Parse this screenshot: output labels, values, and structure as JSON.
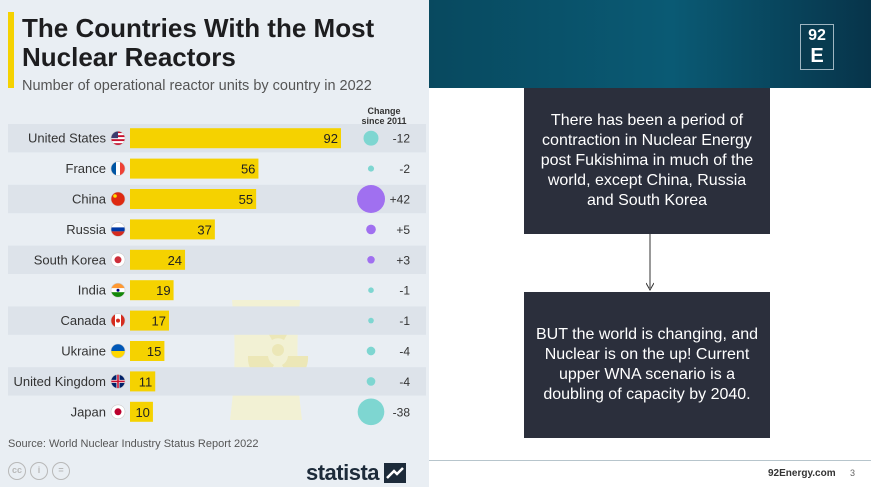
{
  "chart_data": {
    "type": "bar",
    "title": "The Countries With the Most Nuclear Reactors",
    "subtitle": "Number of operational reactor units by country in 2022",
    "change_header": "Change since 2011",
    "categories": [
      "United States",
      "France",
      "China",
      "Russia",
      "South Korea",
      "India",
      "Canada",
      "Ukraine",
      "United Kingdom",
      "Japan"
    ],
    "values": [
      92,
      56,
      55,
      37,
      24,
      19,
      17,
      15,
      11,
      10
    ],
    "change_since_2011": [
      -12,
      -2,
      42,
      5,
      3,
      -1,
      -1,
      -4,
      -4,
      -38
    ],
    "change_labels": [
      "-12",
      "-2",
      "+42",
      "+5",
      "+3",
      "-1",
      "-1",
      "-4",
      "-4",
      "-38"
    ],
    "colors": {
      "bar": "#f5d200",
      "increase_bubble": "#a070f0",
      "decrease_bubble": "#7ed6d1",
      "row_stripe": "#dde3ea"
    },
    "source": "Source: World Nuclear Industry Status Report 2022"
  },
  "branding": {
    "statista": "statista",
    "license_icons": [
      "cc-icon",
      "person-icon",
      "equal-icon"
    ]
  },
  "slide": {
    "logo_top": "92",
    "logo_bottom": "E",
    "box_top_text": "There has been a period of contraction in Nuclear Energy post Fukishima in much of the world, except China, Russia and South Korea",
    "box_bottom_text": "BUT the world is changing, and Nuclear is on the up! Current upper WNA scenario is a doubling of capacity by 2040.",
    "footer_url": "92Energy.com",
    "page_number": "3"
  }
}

* TASK STATEMENT
Copy out all lines where the word "China" appears.

* RESPONSE TO THIS TASK
      "China",
    "box_top_text": "There has been a period of contraction in Nuclear Energy post Fukishima in much of the world, except China, Russia and South Korea",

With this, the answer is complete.